YOUR INSTRUCTIONS: How many lines in the records below hold the string "Lighten"? Answer with the number alone.

## Start RECORDS TO USE

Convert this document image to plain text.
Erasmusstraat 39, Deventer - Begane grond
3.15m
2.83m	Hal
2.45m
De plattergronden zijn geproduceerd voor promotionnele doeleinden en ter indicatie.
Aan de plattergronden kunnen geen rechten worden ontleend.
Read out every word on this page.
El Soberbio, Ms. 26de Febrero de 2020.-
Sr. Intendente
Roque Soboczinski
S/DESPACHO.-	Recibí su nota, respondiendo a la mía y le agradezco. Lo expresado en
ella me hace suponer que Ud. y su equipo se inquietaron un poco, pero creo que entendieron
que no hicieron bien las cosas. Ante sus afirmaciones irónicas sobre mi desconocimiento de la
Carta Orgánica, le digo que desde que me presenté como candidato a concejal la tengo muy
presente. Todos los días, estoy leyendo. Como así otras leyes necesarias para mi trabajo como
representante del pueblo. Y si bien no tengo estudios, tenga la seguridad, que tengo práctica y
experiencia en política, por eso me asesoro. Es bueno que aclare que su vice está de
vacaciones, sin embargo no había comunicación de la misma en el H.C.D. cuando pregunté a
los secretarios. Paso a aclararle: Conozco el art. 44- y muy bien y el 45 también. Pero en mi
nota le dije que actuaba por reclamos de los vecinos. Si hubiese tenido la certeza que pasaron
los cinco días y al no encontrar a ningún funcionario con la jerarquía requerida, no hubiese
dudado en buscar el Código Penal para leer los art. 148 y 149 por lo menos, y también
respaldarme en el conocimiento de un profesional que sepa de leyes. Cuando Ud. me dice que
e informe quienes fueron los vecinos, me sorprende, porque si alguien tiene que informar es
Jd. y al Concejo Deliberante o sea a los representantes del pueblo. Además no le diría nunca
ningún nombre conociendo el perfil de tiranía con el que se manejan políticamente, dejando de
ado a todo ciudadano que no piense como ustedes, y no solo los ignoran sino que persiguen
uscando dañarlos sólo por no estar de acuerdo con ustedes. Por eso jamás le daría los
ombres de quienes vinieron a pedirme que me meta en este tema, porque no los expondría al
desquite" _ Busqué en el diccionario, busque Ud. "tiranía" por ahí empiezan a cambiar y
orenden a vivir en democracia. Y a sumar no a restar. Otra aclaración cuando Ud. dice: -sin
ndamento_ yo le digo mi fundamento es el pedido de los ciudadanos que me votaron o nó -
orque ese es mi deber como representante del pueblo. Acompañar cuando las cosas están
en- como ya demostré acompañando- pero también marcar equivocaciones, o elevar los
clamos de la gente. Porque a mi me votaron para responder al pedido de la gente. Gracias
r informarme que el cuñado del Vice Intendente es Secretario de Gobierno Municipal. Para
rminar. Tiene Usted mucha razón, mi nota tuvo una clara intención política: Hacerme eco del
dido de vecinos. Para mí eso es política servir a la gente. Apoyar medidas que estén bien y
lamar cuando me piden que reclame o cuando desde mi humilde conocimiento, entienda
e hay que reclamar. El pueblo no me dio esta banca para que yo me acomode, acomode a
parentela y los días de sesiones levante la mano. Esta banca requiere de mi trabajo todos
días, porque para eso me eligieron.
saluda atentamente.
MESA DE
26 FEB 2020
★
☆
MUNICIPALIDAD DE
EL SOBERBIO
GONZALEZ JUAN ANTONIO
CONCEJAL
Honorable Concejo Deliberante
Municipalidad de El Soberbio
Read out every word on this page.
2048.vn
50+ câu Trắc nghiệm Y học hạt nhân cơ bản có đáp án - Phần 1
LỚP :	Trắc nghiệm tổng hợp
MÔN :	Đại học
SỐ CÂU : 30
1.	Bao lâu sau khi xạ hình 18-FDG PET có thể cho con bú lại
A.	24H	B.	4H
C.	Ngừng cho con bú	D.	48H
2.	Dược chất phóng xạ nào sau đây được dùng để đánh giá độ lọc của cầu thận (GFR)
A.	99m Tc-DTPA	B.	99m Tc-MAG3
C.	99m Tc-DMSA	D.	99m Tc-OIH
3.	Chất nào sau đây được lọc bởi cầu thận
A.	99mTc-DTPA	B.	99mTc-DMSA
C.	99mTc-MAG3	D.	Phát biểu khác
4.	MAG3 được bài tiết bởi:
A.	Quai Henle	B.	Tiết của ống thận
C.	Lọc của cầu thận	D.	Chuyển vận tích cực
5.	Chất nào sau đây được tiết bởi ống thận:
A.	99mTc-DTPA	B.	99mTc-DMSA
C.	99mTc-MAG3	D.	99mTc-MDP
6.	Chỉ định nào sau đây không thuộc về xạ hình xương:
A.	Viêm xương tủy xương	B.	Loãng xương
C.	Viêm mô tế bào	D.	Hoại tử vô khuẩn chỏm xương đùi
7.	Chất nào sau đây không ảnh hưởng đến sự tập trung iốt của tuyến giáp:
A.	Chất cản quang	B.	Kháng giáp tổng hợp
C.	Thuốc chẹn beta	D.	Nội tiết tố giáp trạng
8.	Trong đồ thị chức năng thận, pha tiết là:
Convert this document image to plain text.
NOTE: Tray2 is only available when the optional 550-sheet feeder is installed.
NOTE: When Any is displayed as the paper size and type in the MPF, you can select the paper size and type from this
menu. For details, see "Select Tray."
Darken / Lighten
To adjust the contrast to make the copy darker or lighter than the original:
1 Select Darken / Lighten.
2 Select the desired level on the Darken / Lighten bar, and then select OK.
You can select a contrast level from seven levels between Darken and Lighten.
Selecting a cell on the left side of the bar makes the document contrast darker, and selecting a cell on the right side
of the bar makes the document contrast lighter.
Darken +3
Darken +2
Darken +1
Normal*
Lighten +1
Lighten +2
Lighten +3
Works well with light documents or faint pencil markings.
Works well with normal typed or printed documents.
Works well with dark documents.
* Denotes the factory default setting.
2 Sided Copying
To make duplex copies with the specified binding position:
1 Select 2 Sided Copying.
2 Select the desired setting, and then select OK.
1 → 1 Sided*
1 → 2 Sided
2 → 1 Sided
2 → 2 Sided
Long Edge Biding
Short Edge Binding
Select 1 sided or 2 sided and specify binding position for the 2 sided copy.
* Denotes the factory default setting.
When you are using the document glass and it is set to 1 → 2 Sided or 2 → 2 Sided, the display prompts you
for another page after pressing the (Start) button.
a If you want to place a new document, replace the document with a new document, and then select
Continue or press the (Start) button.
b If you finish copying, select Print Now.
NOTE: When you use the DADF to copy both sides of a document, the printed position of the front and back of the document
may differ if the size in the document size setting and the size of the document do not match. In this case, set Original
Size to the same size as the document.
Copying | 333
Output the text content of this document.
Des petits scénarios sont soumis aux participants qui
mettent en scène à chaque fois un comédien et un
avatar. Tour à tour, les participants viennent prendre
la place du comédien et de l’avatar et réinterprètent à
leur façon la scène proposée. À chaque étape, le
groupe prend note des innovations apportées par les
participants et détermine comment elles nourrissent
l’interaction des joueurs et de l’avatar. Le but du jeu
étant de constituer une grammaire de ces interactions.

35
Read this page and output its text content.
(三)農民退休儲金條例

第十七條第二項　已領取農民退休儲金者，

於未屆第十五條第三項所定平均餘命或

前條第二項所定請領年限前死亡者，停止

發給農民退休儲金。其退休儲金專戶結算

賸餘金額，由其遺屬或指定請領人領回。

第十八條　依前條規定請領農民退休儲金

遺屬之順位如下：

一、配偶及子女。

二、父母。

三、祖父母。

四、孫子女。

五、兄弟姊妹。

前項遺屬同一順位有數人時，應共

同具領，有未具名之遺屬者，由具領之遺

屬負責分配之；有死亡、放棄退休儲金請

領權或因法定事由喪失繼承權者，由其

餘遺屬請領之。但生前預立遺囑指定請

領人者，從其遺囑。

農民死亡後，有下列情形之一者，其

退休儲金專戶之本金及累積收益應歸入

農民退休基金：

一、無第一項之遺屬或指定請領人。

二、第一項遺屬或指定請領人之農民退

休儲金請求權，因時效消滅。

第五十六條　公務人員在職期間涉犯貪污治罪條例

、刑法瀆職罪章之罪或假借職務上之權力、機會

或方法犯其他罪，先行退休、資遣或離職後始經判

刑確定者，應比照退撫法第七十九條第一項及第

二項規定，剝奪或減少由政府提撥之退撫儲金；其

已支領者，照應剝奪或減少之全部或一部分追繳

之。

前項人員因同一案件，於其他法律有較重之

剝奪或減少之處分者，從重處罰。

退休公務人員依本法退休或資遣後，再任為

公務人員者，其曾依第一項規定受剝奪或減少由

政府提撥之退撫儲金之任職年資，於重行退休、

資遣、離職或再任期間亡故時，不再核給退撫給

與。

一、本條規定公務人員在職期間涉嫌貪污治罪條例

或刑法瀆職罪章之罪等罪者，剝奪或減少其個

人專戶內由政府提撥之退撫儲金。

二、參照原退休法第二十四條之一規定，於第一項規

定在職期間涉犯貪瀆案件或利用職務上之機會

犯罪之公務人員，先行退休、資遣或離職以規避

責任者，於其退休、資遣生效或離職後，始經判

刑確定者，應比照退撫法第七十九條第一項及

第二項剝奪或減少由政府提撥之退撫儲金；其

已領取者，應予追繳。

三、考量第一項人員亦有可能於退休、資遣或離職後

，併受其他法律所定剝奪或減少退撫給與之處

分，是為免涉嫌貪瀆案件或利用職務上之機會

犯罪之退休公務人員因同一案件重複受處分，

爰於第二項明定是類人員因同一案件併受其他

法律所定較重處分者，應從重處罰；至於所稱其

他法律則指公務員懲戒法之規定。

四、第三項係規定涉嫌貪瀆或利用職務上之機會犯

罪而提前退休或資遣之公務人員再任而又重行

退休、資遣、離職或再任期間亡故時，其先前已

## End RECORDS TO USE

WRITTEN ANSWER: 7